#### STORED DATA:
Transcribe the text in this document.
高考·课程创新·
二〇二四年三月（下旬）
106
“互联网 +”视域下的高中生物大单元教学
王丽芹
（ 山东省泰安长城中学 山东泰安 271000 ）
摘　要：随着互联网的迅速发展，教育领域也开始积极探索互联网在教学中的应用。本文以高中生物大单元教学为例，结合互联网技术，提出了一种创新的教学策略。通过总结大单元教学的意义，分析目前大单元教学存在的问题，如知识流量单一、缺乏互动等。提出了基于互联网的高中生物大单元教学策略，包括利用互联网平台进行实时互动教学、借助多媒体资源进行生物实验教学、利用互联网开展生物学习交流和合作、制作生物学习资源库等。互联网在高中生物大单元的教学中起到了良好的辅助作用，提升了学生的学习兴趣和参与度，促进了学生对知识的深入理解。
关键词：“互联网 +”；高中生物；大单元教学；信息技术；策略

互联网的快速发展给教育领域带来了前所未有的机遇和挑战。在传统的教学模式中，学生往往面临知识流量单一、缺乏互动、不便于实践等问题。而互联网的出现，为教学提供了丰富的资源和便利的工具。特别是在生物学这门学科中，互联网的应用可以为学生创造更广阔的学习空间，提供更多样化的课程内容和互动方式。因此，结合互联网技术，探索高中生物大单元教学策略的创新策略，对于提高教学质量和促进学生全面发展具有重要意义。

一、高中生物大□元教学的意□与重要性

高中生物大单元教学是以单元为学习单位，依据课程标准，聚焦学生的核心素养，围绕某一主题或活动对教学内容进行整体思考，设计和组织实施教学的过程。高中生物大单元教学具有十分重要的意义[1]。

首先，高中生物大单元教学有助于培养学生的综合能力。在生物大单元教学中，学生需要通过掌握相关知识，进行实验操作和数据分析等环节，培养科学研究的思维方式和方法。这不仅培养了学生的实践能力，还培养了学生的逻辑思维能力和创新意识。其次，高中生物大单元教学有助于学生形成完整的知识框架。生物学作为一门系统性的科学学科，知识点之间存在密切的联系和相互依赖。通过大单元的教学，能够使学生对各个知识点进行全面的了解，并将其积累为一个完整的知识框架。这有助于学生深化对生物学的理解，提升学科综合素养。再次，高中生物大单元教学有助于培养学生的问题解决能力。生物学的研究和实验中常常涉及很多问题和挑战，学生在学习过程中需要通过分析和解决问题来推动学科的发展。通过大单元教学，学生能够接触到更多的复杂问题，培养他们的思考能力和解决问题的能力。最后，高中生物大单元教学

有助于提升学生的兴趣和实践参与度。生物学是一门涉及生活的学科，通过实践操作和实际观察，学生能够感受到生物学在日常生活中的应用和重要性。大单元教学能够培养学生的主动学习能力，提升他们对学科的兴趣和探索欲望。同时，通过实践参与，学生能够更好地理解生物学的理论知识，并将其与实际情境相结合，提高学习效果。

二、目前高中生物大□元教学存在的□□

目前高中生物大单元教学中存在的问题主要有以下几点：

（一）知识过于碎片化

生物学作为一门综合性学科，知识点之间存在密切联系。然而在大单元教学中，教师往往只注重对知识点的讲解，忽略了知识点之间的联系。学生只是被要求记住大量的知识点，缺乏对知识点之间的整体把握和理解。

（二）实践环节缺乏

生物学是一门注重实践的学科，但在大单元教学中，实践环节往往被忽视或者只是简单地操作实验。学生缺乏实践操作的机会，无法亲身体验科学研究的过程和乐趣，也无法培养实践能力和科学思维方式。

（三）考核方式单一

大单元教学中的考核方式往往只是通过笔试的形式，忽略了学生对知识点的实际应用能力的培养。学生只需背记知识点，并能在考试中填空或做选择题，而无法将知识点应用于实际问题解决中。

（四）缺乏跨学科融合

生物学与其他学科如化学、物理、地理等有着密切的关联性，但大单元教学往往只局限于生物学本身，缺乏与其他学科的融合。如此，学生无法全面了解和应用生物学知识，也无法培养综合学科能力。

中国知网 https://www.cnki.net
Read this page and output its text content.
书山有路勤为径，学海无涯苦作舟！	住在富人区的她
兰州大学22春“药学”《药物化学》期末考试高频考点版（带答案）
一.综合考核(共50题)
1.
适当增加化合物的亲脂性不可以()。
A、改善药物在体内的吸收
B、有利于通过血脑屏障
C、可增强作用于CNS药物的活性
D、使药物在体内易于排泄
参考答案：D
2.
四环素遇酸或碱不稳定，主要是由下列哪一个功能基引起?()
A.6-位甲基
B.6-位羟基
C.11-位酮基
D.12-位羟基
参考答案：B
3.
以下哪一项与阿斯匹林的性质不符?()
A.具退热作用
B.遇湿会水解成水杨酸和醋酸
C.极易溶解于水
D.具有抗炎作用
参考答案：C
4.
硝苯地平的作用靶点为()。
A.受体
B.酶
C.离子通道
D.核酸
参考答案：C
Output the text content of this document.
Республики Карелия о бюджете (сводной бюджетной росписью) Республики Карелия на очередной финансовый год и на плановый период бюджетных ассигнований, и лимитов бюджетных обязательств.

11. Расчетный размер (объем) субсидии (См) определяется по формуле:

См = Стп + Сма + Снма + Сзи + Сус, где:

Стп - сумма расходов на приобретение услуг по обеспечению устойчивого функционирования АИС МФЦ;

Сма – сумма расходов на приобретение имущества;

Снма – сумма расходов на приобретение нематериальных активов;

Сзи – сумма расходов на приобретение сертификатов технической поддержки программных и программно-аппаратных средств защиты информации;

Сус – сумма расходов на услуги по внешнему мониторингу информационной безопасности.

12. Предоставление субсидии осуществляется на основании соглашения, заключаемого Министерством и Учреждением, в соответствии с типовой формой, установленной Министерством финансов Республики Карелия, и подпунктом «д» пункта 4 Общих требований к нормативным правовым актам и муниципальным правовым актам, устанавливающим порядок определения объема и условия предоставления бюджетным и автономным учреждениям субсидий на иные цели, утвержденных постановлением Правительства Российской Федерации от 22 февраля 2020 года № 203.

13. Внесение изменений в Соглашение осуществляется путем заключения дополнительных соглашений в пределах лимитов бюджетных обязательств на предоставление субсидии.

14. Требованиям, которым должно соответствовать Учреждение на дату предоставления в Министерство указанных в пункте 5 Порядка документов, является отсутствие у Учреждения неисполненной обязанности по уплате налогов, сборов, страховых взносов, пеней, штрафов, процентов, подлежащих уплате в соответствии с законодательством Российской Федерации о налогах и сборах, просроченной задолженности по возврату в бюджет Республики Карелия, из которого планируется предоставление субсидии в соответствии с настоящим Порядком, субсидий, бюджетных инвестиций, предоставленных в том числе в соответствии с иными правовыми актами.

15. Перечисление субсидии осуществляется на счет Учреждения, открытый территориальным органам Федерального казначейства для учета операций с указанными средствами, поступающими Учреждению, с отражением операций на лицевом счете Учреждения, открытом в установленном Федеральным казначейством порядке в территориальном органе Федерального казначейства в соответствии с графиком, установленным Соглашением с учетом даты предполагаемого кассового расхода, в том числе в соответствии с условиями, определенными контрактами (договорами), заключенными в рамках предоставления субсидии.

#### STATED PROBLEM:
Extract every line from the records above that contains the word "Снма".

#### EXERCISE RESULT:
См = Стп + Сма + Снма + Сзи + Сус, где:
Снма – сумма расходов на приобретение нематериальных активов;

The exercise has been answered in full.